What the task requires: Copy every line of the material below word for word.

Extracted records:
----

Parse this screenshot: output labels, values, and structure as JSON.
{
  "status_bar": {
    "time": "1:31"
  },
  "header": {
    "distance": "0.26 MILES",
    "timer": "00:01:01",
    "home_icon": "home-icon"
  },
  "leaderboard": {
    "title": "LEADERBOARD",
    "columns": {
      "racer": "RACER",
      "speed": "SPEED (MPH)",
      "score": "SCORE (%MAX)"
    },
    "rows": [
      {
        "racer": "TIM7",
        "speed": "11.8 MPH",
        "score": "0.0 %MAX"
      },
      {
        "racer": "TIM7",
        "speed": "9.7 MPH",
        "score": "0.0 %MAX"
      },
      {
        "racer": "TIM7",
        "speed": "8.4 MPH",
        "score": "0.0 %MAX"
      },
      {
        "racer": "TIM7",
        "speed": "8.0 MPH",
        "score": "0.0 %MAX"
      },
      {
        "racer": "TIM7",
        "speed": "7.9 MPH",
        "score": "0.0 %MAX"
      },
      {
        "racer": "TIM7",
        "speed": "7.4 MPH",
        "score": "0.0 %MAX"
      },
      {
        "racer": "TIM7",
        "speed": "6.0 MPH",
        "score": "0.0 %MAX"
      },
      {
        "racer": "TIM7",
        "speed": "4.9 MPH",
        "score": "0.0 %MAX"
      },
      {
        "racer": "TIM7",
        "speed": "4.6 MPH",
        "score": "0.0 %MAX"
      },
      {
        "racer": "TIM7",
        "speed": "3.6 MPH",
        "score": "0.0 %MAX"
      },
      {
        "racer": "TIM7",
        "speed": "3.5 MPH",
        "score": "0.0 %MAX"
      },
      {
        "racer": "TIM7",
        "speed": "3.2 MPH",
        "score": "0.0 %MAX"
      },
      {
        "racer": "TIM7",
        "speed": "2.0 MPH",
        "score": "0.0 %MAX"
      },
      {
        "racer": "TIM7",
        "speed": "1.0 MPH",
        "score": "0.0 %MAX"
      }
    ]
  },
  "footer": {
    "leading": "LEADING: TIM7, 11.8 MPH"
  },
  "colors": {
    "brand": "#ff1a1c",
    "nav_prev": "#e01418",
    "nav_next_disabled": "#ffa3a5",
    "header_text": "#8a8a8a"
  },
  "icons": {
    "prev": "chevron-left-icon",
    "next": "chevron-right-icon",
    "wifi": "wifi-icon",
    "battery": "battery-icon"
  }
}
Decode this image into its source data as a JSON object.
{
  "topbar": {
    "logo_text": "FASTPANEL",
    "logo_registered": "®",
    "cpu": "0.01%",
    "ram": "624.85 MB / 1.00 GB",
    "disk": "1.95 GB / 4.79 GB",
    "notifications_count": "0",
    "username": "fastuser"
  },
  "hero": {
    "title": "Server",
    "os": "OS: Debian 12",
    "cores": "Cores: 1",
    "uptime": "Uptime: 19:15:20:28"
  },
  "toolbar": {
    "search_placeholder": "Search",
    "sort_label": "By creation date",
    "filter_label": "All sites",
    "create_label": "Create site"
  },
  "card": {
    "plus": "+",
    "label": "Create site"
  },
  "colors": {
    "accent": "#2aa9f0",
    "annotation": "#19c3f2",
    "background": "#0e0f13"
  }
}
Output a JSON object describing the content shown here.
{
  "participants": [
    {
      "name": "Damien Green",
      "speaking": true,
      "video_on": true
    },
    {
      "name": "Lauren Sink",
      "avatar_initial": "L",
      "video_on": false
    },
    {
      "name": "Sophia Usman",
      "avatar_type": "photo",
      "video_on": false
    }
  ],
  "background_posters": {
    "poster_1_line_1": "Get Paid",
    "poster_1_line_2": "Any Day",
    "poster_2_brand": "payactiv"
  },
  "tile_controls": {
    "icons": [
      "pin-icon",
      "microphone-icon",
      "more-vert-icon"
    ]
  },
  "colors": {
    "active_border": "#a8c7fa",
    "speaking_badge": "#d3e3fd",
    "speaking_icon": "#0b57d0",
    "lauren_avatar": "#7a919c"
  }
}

----

Written response:
Parse this screenshot: output labels, values, and structure as JSON.
{
  "status_bar": {
    "time": "1:31"
  },
  "header": {
    "distance": "0.26 MILES",
    "timer": "00:01:01",
    "home_icon": "home-icon"
  },
  "leaderboard": {
    "title": "LEADERBOARD",
    "columns": {
      "racer": "RACER",
      "speed": "SPEED (MPH)",
      "score": "SCORE (%MAX)"
    },
    "rows": [
      {
        "racer": "TIM7",
        "speed": "11.8 MPH",
        "score": "0.0 %MAX"
      },
      {
        "racer": "TIM7",
        "speed": "9.7 MPH",
        "score": "0.0 %MAX"
      },
      {
        "racer": "TIM7",
        "speed": "8.4 MPH",
        "score": "0.0 %MAX"
      },
      {
        "racer": "TIM7",
        "speed": "8.0 MPH",
        "score": "0.0 %MAX"
      },
      {
        "racer": "TIM7",
        "speed": "7.9 MPH",
        "score": "0.0 %MAX"
      },
      {
        "racer": "TIM7",
        "speed": "7.4 MPH",
        "score": "0.0 %MAX"
      },
      {
        "racer": "TIM7",
        "speed": "6.0 MPH",
        "score": "0.0 %MAX"
      },
      {
        "racer": "TIM7",
        "speed": "4.9 MPH",
        "score": "0.0 %MAX"
      },
      {
        "racer": "TIM7",
        "speed": "4.6 MPH",
        "score": "0.0 %MAX"
      },
      {
        "racer": "TIM7",
        "speed": "3.6 MPH",
        "score": "0.0 %MAX"
      },
      {
        "racer": "TIM7",
        "speed": "3.5 MPH",
        "score": "0.0 %MAX"
      },
      {
        "racer": "TIM7",
        "speed": "3.2 MPH",
        "score": "0.0 %MAX"
      },
      {
        "racer": "TIM7",
        "speed": "2.0 MPH",
        "score": "0.0 %MAX"
      },
      {
        "racer": "TIM7",
        "speed": "1.0 MPH",
        "score": "0.0 %MAX"
      }
    ]
  },
  "footer": {
    "leading": "LEADING: TIM7, 11.8 MPH"
  },
  "colors": {
    "brand": "#ff1a1c",
    "nav_prev": "#e01418",
    "nav_next_disabled": "#ffa3a5",
    "header_text": "#8a8a8a"
  },
  "icons": {
    "prev": "chevron-left-icon",
    "next": "chevron-right-icon",
    "wifi": "wifi-icon",
    "battery": "battery-icon"
  }
}
Decode this image into its source data as a JSON object.
{
  "topbar": {
    "logo_text": "FASTPANEL",
    "logo_registered": "®",
    "cpu": "0.01%",
    "ram": "624.85 MB / 1.00 GB",
    "disk": "1.95 GB / 4.79 GB",
    "notifications_count": "0",
    "username": "fastuser"
  },
  "hero": {
    "title": "Server",
    "os": "OS: Debian 12",
    "cores": "Cores: 1",
    "uptime": "Uptime: 19:15:20:28"
  },
  "toolbar": {
    "search_placeholder": "Search",
    "sort_label": "By creation date",
    "filter_label": "All sites",
    "create_label": "Create site"
  },
  "card": {
    "plus": "+",
    "label": "Create site"
  },
  "colors": {
    "accent": "#2aa9f0",
    "annotation": "#19c3f2",
    "background": "#0e0f13"
  }
}
Output a JSON object describing the content shown here.
{
  "participants": [
    {
      "name": "Damien Green",
      "speaking": true,
      "video_on": true
    },
    {
      "name": "Lauren Sink",
      "avatar_initial": "L",
      "video_on": false
    },
    {
      "name": "Sophia Usman",
      "avatar_type": "photo",
      "video_on": false
    }
  ],
  "background_posters": {
    "poster_1_line_1": "Get Paid",
    "poster_1_line_2": "Any Day",
    "poster_2_brand": "payactiv"
  },
  "tile_controls": {
    "icons": [
      "pin-icon",
      "microphone-icon",
      "more-vert-icon"
    ]
  },
  "colors": {
    "active_border": "#a8c7fa",
    "speaking_badge": "#d3e3fd",
    "speaking_icon": "#0b57d0",
    "lauren_avatar": "#7a919c"
  }
}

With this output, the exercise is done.